--- TASK OBJECTIVE ---
Without altering anything, output the material below.

(Extracted data entries)

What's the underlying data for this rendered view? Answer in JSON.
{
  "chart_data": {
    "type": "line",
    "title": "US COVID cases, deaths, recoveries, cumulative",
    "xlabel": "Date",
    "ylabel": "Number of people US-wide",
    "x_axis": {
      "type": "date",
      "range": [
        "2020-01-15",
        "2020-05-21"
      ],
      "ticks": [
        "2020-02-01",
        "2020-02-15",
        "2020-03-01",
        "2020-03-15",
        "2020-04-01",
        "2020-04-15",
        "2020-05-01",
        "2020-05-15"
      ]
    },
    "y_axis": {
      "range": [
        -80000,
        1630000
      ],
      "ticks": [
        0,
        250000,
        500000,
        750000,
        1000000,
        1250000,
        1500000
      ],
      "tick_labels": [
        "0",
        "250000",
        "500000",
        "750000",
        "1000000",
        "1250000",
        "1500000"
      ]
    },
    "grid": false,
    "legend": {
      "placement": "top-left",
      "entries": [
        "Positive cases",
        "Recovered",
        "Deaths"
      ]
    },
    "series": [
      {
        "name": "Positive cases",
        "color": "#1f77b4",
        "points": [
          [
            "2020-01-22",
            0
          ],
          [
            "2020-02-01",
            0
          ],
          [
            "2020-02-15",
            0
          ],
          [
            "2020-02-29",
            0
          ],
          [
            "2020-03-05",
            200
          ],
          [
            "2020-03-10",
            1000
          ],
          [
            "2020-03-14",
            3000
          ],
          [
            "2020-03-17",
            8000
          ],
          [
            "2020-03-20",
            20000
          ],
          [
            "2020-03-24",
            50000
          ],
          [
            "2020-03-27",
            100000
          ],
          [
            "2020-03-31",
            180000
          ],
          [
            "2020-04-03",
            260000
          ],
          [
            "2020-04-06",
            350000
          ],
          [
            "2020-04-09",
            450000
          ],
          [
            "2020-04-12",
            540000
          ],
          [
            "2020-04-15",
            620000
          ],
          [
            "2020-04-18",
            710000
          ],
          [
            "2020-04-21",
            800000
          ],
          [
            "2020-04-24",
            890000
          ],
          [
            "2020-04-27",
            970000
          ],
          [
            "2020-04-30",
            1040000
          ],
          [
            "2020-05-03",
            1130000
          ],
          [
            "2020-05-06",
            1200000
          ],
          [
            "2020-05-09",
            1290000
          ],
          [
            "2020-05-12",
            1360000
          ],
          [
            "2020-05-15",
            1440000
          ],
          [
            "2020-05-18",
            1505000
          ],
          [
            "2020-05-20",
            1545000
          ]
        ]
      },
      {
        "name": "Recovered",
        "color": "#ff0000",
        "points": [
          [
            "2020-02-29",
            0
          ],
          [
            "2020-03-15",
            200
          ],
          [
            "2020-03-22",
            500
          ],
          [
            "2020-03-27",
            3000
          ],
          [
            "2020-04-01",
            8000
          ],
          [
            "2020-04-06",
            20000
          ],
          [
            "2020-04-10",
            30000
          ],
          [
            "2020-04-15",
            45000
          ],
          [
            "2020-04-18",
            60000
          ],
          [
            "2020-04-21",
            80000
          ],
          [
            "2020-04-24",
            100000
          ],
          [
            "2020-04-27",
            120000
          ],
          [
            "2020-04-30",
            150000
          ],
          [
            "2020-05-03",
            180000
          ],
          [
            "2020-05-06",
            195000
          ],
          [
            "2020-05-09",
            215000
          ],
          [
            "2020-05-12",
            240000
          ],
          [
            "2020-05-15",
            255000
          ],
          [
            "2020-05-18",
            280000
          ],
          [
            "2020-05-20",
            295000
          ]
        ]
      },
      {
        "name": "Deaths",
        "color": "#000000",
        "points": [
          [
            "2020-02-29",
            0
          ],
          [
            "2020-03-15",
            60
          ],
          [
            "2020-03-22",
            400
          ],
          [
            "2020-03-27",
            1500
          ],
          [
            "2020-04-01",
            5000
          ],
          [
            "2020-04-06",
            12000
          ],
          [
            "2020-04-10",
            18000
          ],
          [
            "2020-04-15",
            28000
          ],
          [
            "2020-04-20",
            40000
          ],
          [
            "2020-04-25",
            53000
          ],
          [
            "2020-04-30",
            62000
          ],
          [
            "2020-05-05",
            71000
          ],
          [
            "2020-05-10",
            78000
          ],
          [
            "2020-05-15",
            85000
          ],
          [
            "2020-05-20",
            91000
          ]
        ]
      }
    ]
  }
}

--- RESULT OF THIS TASK ---
What's the underlying data for this rendered view? Answer in JSON.
{
  "chart_data": {
    "type": "line",
    "title": "US COVID cases, deaths, recoveries, cumulative",
    "xlabel": "Date",
    "ylabel": "Number of people US-wide",
    "x_axis": {
      "type": "date",
      "range": [
        "2020-01-15",
        "2020-05-21"
      ],
      "ticks": [
        "2020-02-01",
        "2020-02-15",
        "2020-03-01",
        "2020-03-15",
        "2020-04-01",
        "2020-04-15",
        "2020-05-01",
        "2020-05-15"
      ]
    },
    "y_axis": {
      "range": [
        -80000,
        1630000
      ],
      "ticks": [
        0,
        250000,
        500000,
        750000,
        1000000,
        1250000,
        1500000
      ],
      "tick_labels": [
        "0",
        "250000",
        "500000",
        "750000",
        "1000000",
        "1250000",
        "1500000"
      ]
    },
    "grid": false,
    "legend": {
      "placement": "top-left",
      "entries": [
        "Positive cases",
        "Recovered",
        "Deaths"
      ]
    },
    "series": [
      {
        "name": "Positive cases",
        "color": "#1f77b4",
        "points": [
          [
            "2020-01-22",
            0
          ],
          [
            "2020-02-01",
            0
          ],
          [
            "2020-02-15",
            0
          ],
          [
            "2020-02-29",
            0
          ],
          [
            "2020-03-05",
            200
          ],
          [
            "2020-03-10",
            1000
          ],
          [
            "2020-03-14",
            3000
          ],
          [
            "2020-03-17",
            8000
          ],
          [
            "2020-03-20",
            20000
          ],
          [
            "2020-03-24",
            50000
          ],
          [
            "2020-03-27",
            100000
          ],
          [
            "2020-03-31",
            180000
          ],
          [
            "2020-04-03",
            260000
          ],
          [
            "2020-04-06",
            350000
          ],
          [
            "2020-04-09",
            450000
          ],
          [
            "2020-04-12",
            540000
          ],
          [
            "2020-04-15",
            620000
          ],
          [
            "2020-04-18",
            710000
          ],
          [
            "2020-04-21",
            800000
          ],
          [
            "2020-04-24",
            890000
          ],
          [
            "2020-04-27",
            970000
          ],
          [
            "2020-04-30",
            1040000
          ],
          [
            "2020-05-03",
            1130000
          ],
          [
            "2020-05-06",
            1200000
          ],
          [
            "2020-05-09",
            1290000
          ],
          [
            "2020-05-12",
            1360000
          ],
          [
            "2020-05-15",
            1440000
          ],
          [
            "2020-05-18",
            1505000
          ],
          [
            "2020-05-20",
            1545000
          ]
        ]
      },
      {
        "name": "Recovered",
        "color": "#ff0000",
        "points": [
          [
            "2020-02-29",
            0
          ],
          [
            "2020-03-15",
            200
          ],
          [
            "2020-03-22",
            500
          ],
          [
            "2020-03-27",
            3000
          ],
          [
            "2020-04-01",
            8000
          ],
          [
            "2020-04-06",
            20000
          ],
          [
            "2020-04-10",
            30000
          ],
          [
            "2020-04-15",
            45000
          ],
          [
            "2020-04-18",
            60000
          ],
          [
            "2020-04-21",
            80000
          ],
          [
            "2020-04-24",
            100000
          ],
          [
            "2020-04-27",
            120000
          ],
          [
            "2020-04-30",
            150000
          ],
          [
            "2020-05-03",
            180000
          ],
          [
            "2020-05-06",
            195000
          ],
          [
            "2020-05-09",
            215000
          ],
          [
            "2020-05-12",
            240000
          ],
          [
            "2020-05-15",
            255000
          ],
          [
            "2020-05-18",
            280000
          ],
          [
            "2020-05-20",
            295000
          ]
        ]
      },
      {
        "name": "Deaths",
        "color": "#000000",
        "points": [
          [
            "2020-02-29",
            0
          ],
          [
            "2020-03-15",
            60
          ],
          [
            "2020-03-22",
            400
          ],
          [
            "2020-03-27",
            1500
          ],
          [
            "2020-04-01",
            5000
          ],
          [
            "2020-04-06",
            12000
          ],
          [
            "2020-04-10",
            18000
          ],
          [
            "2020-04-15",
            28000
          ],
          [
            "2020-04-20",
            40000
          ],
          [
            "2020-04-25",
            53000
          ],
          [
            "2020-04-30",
            62000
          ],
          [
            "2020-05-05",
            71000
          ],
          [
            "2020-05-10",
            78000
          ],
          [
            "2020-05-15",
            85000
          ],
          [
            "2020-05-20",
            91000
          ]
        ]
      }
    ]
  }
}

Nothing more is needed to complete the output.